_Description of the task_
Return only the line that contains "Decode this image" and each line after it, through the last line of the data below, copied exactly.

_The data_

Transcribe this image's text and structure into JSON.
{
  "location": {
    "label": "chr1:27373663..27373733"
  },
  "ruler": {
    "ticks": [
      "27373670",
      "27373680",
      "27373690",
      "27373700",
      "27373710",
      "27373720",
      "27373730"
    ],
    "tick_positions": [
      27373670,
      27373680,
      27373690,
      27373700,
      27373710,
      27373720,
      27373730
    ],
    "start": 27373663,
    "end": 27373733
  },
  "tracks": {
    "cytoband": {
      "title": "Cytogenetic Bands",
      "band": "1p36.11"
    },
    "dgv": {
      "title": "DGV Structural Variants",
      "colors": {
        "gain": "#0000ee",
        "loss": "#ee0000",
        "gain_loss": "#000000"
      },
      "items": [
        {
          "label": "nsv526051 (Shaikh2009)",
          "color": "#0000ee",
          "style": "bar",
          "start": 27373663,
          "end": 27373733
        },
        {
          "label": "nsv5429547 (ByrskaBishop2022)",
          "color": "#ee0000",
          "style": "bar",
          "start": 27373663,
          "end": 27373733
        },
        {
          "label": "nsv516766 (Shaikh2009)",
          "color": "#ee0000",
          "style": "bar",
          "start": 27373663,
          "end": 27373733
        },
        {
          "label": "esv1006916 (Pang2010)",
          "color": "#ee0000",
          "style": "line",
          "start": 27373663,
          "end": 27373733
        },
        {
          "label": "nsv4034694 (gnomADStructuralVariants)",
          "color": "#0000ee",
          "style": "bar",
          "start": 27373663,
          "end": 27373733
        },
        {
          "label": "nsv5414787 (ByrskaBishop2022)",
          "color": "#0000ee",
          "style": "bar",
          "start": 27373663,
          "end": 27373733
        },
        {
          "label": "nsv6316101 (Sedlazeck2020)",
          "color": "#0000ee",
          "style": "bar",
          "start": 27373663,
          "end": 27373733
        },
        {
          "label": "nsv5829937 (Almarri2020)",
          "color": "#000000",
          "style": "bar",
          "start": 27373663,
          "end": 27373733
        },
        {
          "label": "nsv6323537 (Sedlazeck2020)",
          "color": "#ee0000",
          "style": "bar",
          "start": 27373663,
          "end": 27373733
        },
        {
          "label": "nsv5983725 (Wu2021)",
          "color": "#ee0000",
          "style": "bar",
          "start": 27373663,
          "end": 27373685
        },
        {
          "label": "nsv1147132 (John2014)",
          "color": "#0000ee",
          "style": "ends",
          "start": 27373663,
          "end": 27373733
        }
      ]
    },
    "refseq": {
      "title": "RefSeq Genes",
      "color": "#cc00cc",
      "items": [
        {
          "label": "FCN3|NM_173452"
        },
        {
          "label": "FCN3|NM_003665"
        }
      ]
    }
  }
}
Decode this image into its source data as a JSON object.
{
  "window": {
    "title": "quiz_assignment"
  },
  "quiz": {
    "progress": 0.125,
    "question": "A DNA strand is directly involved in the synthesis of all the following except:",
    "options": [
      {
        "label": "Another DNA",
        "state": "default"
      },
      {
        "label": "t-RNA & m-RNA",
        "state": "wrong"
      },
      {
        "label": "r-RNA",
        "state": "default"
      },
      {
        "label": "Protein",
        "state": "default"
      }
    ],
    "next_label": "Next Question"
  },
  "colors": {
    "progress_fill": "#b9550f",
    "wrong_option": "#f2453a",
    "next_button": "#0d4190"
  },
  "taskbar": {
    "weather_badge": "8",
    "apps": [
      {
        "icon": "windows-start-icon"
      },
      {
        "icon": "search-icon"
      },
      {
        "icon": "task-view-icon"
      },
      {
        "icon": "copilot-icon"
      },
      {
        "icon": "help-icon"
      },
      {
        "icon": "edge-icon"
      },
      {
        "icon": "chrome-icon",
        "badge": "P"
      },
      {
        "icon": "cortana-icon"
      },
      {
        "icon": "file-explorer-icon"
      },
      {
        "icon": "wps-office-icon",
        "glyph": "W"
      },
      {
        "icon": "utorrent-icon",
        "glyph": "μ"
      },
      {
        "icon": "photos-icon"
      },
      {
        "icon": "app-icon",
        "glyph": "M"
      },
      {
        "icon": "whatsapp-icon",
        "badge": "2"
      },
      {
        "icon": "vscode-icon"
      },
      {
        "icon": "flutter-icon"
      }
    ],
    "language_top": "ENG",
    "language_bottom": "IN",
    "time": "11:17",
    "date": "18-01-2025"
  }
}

_Written reply_
Decode this image into its source data as a JSON object.
{
  "window": {
    "title": "quiz_assignment"
  },
  "quiz": {
    "progress": 0.125,
    "question": "A DNA strand is directly involved in the synthesis of all the following except:",
    "options": [
      {
        "label": "Another DNA",
        "state": "default"
      },
      {
        "label": "t-RNA & m-RNA",
        "state": "wrong"
      },
      {
        "label": "r-RNA",
        "state": "default"
      },
      {
        "label": "Protein",
        "state": "default"
      }
    ],
    "next_label": "Next Question"
  },
  "colors": {
    "progress_fill": "#b9550f",
    "wrong_option": "#f2453a",
    "next_button": "#0d4190"
  },
  "taskbar": {
    "weather_badge": "8",
    "apps": [
      {
        "icon": "windows-start-icon"
      },
      {
        "icon": "search-icon"
      },
      {
        "icon": "task-view-icon"
      },
      {
        "icon": "copilot-icon"
      },
      {
        "icon": "help-icon"
      },
      {
        "icon": "edge-icon"
      },
      {
        "icon": "chrome-icon",
        "badge": "P"
      },
      {
        "icon": "cortana-icon"
      },
      {
        "icon": "file-explorer-icon"
      },
      {
        "icon": "wps-office-icon",
        "glyph": "W"
      },
      {
        "icon": "utorrent-icon",
        "glyph": "μ"
      },
      {
        "icon": "photos-icon"
      },
      {
        "icon": "app-icon",
        "glyph": "M"
      },
      {
        "icon": "whatsapp-icon",
        "badge": "2"
      },
      {
        "icon": "vscode-icon"
      },
      {
        "icon": "flutter-icon"
      }
    ],
    "language_top": "ENG",
    "language_bottom": "IN",
    "time": "11:17",
    "date": "18-01-2025"
  }
}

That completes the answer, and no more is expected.